Exercise
Each line containing the word "that" should be found and copied.

Exercise inputs
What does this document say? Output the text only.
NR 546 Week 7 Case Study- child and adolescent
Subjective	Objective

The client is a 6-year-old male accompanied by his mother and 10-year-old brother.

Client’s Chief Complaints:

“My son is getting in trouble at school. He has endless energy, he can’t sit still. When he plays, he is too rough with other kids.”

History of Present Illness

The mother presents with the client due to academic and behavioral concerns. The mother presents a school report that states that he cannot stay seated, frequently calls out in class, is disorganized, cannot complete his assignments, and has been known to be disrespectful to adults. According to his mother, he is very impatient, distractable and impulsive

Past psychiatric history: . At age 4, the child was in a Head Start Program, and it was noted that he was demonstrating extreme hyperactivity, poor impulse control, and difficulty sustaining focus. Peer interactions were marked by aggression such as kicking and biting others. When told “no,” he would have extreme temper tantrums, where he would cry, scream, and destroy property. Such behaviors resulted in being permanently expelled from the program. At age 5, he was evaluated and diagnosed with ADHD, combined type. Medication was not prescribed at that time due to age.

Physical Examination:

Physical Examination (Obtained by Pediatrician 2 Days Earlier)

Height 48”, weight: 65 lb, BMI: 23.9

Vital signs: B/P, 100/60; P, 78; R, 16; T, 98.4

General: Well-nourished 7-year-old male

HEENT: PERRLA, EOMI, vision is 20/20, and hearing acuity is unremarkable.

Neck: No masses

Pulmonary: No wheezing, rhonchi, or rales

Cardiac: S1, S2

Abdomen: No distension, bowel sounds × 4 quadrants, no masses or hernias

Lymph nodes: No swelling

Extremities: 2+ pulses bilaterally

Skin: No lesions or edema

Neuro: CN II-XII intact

Solution
The mother presents with the client due to academic and behavioral concerns. The mother presents a school report that states that he cannot stay seated, frequently calls out in class, is disorganized, cannot complete his assignments, and has been known to be disrespectful to adults. According to his mother, he is very impatient, distractable and impulsive
Past psychiatric history: . At age 4, the child was in a Head Start Program, and it was noted that he was demonstrating extreme hyperactivity, poor impulse control, and difficulty sustaining focus. Peer interactions were marked by aggression such as kicking and biting others. When told “no,” he would have extreme temper tantrums, where he would cry, scream, and destroy property. Such behaviors resulted in being permanently expelled from the program. At age 5, he was evaluated and diagnosed with ADHD, combined type. Medication was not prescribed at that time due to age.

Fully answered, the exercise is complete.